== Data to process ==
********

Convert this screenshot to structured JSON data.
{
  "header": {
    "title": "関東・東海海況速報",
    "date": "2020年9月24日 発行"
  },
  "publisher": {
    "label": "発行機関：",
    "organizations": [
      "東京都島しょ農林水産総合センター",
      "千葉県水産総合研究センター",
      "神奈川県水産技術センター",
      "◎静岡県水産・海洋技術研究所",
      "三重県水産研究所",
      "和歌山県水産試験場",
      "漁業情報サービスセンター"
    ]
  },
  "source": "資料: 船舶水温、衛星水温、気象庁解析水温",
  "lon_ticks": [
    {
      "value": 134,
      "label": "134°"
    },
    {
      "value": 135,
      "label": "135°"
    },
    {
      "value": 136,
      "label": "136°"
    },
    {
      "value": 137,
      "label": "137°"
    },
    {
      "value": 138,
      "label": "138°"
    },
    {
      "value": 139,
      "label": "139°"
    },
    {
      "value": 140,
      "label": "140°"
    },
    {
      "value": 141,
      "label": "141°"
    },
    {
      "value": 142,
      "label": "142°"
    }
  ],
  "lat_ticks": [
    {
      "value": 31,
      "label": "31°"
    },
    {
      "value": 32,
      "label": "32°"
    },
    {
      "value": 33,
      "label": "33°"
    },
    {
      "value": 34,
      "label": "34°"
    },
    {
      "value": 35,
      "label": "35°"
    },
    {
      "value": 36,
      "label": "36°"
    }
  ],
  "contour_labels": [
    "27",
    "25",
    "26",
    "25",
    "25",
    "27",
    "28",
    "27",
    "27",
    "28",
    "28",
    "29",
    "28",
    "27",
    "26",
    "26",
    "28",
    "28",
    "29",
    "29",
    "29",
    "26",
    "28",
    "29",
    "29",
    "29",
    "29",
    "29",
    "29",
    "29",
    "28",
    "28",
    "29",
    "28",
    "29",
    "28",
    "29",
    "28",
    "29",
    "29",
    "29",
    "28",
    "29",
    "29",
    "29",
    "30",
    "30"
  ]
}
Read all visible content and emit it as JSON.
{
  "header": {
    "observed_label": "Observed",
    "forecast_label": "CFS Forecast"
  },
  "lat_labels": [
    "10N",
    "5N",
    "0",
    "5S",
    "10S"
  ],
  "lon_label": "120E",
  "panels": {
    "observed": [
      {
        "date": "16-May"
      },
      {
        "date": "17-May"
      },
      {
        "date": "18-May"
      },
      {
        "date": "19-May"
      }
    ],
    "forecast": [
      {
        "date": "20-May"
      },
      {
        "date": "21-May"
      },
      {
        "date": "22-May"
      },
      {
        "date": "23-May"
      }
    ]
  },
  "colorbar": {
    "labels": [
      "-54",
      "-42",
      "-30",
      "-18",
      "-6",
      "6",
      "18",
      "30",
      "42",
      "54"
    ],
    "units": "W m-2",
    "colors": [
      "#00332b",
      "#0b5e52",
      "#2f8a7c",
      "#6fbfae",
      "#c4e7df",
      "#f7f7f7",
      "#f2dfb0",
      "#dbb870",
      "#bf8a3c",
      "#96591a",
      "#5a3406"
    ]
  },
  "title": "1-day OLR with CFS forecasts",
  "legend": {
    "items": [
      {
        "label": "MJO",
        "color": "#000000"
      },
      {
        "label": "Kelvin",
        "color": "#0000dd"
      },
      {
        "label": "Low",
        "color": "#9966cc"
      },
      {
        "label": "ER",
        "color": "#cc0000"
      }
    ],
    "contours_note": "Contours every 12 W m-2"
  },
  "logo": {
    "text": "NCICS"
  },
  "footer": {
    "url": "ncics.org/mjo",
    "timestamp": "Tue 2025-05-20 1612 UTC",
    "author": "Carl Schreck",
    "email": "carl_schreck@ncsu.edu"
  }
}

********

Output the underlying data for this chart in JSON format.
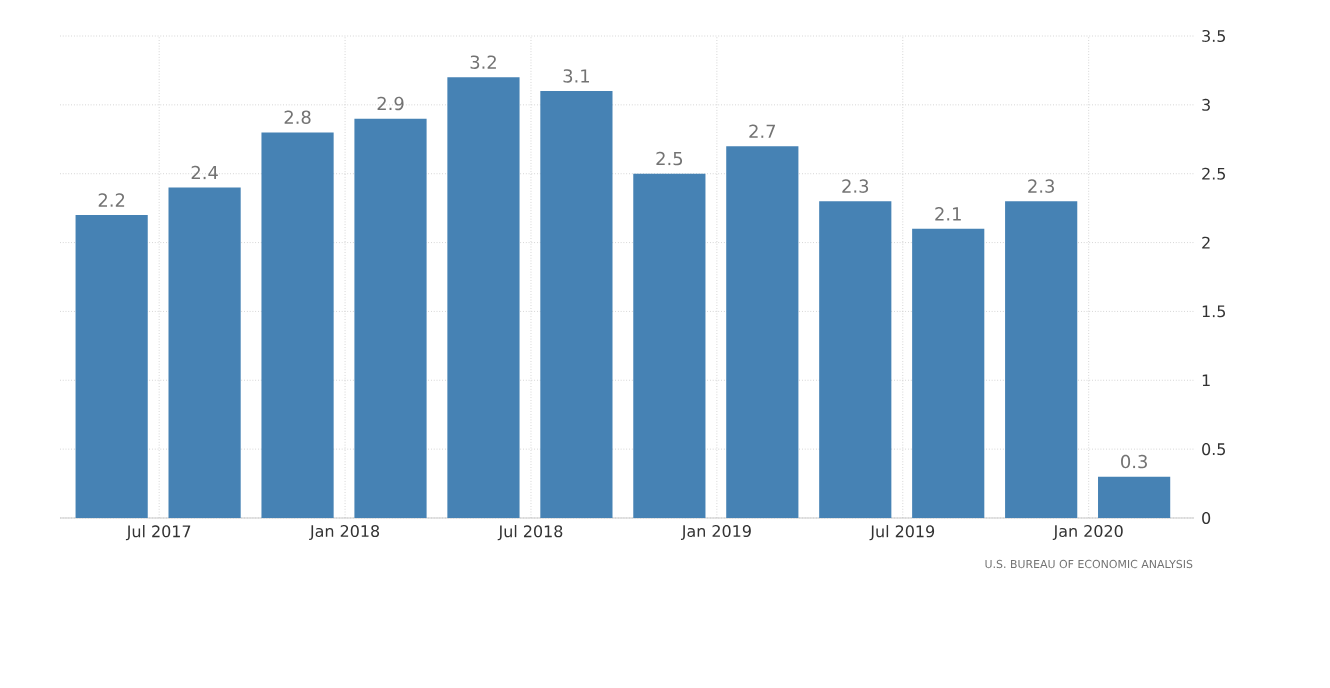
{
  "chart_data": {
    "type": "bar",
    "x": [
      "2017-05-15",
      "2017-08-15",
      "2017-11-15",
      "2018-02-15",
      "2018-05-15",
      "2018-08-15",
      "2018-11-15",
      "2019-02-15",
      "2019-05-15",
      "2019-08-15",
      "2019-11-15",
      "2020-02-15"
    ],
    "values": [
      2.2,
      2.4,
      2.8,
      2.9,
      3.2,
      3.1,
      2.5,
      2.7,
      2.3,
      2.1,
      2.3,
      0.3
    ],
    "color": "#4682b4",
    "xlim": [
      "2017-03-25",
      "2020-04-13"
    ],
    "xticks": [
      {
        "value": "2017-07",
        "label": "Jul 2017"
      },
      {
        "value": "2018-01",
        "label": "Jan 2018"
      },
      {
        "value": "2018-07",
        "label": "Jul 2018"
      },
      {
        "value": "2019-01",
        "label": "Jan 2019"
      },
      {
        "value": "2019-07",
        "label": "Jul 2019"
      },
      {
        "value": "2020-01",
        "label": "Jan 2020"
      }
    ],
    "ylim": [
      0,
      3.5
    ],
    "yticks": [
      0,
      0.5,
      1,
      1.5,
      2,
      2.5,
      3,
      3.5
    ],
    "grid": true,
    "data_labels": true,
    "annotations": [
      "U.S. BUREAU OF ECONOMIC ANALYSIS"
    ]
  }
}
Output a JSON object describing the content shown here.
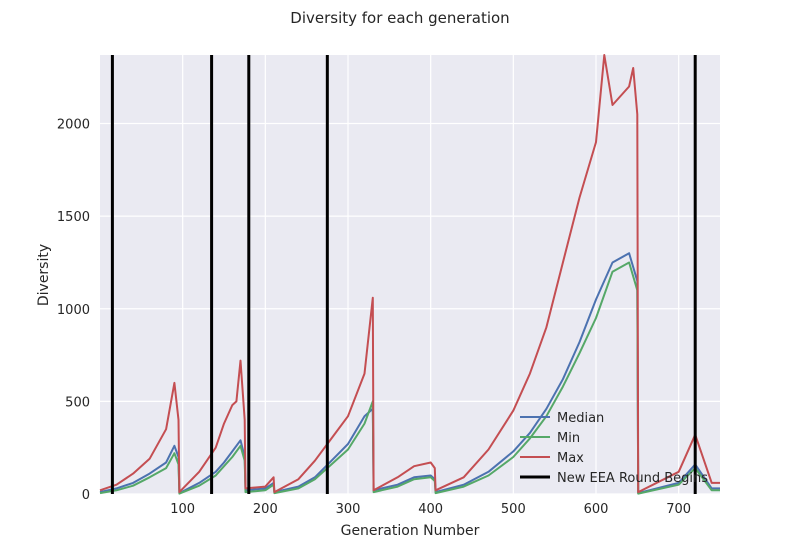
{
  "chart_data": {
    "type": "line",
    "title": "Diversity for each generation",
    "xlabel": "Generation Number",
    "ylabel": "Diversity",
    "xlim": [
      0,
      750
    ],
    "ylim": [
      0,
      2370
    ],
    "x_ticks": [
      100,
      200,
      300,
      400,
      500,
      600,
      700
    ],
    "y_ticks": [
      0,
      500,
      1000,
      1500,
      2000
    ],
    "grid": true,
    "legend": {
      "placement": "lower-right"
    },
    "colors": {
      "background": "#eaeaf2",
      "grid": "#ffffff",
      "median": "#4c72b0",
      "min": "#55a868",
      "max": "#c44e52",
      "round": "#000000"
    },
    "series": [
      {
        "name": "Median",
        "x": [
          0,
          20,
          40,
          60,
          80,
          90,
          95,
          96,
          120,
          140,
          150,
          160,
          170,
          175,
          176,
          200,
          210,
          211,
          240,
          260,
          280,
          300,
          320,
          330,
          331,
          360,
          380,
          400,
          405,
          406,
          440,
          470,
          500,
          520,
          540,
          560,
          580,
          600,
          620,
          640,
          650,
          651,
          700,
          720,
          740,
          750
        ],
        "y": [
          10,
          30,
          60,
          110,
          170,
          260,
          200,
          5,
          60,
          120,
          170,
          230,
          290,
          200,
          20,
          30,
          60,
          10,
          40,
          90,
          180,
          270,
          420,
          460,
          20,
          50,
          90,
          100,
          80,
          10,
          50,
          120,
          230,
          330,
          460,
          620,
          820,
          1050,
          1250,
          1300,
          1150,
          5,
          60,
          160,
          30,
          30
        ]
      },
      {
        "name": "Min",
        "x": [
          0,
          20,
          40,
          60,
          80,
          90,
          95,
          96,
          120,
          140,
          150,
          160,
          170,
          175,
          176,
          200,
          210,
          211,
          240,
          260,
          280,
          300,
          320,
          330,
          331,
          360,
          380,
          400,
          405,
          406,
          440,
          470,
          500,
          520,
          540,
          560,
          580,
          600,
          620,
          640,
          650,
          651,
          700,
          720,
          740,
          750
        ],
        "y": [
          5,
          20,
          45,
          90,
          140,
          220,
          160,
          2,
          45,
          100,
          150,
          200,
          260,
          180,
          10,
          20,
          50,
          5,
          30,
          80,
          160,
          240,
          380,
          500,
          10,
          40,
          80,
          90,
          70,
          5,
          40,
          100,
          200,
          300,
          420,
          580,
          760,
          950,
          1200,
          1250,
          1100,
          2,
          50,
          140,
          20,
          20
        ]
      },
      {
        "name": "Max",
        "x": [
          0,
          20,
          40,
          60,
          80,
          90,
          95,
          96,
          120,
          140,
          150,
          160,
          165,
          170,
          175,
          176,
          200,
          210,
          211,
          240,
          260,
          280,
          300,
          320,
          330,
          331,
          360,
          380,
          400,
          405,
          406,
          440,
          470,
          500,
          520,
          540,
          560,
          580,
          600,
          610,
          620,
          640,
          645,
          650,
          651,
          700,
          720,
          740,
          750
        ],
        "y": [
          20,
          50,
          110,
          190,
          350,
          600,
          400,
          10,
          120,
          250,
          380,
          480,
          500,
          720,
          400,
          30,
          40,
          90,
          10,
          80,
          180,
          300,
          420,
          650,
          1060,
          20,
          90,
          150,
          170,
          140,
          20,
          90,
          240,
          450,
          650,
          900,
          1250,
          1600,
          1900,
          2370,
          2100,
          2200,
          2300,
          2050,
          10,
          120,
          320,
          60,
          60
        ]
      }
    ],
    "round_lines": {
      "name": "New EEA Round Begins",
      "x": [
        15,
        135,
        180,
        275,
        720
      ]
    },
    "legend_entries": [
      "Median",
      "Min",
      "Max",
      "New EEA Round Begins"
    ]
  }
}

********

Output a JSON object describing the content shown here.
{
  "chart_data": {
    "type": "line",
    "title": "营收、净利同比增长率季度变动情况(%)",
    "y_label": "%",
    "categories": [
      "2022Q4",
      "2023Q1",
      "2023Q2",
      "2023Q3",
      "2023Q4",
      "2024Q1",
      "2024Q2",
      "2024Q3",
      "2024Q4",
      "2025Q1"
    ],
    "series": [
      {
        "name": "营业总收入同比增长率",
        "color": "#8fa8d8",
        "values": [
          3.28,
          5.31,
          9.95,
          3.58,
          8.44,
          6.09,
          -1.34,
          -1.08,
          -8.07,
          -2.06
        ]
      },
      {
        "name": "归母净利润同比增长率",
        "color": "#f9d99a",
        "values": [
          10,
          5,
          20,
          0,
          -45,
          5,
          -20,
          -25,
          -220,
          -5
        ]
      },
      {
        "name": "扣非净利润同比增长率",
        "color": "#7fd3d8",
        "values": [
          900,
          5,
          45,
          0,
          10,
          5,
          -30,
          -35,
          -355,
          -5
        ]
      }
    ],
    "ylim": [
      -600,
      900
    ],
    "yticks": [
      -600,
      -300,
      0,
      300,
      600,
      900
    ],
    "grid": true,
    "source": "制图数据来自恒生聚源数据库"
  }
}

********

Pick out every line of the listing containing the word "JSON", and show those lines.

Convert this screenshot to structured JSON data.
Read all visible content and emit it as JSON.
Output the underlying data for this chart in JSON format.
Output a JSON object describing the content shown here.
Output a JSON object describing the content shown here.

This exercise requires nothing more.